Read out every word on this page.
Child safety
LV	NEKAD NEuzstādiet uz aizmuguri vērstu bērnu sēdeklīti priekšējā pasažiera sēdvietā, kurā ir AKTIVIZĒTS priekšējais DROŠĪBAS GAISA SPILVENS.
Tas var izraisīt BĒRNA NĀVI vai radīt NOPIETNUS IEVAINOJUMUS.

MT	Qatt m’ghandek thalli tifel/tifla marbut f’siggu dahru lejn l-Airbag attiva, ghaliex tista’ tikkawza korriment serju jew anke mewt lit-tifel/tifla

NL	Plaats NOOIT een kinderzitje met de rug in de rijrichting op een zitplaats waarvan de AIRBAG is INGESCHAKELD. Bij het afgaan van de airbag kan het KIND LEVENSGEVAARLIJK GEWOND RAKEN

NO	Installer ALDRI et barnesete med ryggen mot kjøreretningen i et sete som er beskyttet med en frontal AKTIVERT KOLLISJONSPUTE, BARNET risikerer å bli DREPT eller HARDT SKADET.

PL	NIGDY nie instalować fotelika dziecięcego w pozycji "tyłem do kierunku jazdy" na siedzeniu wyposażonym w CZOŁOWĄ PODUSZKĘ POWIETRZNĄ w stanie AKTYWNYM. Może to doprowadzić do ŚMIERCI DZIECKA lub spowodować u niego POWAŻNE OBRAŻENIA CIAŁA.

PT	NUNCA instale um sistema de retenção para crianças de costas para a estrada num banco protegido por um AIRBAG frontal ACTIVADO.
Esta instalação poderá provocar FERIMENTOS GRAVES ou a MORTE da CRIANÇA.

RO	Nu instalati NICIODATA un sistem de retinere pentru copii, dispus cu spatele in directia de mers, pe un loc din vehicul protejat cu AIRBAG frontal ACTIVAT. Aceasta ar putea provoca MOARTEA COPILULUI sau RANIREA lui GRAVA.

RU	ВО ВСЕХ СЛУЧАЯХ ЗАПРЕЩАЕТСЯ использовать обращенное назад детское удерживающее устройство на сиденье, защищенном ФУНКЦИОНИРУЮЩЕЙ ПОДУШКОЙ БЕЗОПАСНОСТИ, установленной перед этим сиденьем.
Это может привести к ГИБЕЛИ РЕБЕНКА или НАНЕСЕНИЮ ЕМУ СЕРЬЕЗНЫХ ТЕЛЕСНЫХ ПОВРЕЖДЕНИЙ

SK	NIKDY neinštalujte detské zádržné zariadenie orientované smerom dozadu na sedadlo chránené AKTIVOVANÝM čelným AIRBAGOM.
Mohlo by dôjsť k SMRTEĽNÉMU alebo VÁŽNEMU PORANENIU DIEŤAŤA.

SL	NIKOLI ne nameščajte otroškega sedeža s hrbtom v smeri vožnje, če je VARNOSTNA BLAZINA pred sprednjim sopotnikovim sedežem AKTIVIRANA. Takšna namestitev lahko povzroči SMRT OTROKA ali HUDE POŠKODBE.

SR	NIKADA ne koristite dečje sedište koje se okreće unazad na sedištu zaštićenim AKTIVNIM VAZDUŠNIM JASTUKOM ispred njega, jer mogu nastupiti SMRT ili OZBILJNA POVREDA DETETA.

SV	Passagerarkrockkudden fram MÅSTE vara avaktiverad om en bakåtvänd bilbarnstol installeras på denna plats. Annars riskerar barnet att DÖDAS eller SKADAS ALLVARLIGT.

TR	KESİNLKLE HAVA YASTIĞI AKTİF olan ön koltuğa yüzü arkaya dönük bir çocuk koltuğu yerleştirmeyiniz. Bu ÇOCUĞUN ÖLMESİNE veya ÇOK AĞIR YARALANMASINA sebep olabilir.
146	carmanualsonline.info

**Exercise directions:** Go through the material and copy out every line with "eller" in it.

**Solved problem:**
NO	Installer ALDRI et barnesete med ryggen mot kjøreretningen i et sete som er beskyttet med en frontal AKTIVERT KOLLISJONSPUTE, BARNET risikerer å bli DREPT eller HARDT SKADET.
SV	Passagerarkrockkudden fram MÅSTE vara avaktiverad om en bakåtvänd bilbarnstol installeras på denna plats. Annars riskerar barnet att DÖDAS eller SKADAS ALLVARLIGT.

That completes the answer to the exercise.